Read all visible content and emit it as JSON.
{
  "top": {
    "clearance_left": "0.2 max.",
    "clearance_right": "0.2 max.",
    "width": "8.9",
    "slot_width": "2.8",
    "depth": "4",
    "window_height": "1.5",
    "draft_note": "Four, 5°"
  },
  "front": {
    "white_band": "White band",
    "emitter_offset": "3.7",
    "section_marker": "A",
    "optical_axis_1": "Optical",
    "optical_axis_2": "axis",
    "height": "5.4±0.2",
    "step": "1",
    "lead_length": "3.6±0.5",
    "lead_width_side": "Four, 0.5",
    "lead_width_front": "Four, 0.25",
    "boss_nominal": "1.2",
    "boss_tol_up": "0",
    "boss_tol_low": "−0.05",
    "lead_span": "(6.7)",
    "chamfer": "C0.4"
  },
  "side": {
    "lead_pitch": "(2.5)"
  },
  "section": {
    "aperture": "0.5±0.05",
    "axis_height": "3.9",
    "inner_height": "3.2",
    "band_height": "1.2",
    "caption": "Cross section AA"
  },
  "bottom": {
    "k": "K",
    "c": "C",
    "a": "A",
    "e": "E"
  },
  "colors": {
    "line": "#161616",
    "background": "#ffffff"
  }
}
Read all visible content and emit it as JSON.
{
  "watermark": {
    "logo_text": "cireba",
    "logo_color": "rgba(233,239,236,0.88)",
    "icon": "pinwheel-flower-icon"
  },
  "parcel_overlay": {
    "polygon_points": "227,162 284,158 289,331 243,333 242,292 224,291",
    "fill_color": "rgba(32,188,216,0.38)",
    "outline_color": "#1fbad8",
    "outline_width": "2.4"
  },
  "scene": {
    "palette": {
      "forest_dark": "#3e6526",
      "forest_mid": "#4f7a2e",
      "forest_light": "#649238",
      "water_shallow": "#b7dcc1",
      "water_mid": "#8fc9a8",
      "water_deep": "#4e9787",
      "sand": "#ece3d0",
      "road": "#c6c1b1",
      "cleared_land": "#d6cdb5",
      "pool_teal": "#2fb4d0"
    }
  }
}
----
YOUR TASK: Reproduce every entry shown above, precisely as it stands.

FULL SOLUTION:
Read all visible content and emit it as JSON.
{
  "top": {
    "clearance_left": "0.2 max.",
    "clearance_right": "0.2 max.",
    "width": "8.9",
    "slot_width": "2.8",
    "depth": "4",
    "window_height": "1.5",
    "draft_note": "Four, 5°"
  },
  "front": {
    "white_band": "White band",
    "emitter_offset": "3.7",
    "section_marker": "A",
    "optical_axis_1": "Optical",
    "optical_axis_2": "axis",
    "height": "5.4±0.2",
    "step": "1",
    "lead_length": "3.6±0.5",
    "lead_width_side": "Four, 0.5",
    "lead_width_front": "Four, 0.25",
    "boss_nominal": "1.2",
    "boss_tol_up": "0",
    "boss_tol_low": "−0.05",
    "lead_span": "(6.7)",
    "chamfer": "C0.4"
  },
  "side": {
    "lead_pitch": "(2.5)"
  },
  "section": {
    "aperture": "0.5±0.05",
    "axis_height": "3.9",
    "inner_height": "3.2",
    "band_height": "1.2",
    "caption": "Cross section AA"
  },
  "bottom": {
    "k": "K",
    "c": "C",
    "a": "A",
    "e": "E"
  },
  "colors": {
    "line": "#161616",
    "background": "#ffffff"
  }
}
Read all visible content and emit it as JSON.
{
  "watermark": {
    "logo_text": "cireba",
    "logo_color": "rgba(233,239,236,0.88)",
    "icon": "pinwheel-flower-icon"
  },
  "parcel_overlay": {
    "polygon_points": "227,162 284,158 289,331 243,333 242,292 224,291",
    "fill_color": "rgba(32,188,216,0.38)",
    "outline_color": "#1fbad8",
    "outline_width": "2.4"
  },
  "scene": {
    "palette": {
      "forest_dark": "#3e6526",
      "forest_mid": "#4f7a2e",
      "forest_light": "#649238",
      "water_shallow": "#b7dcc1",
      "water_mid": "#8fc9a8",
      "water_deep": "#4e9787",
      "sand": "#ece3d0",
      "road": "#c6c1b1",
      "cleared_land": "#d6cdb5",
      "pool_teal": "#2fb4d0"
    }
  }
}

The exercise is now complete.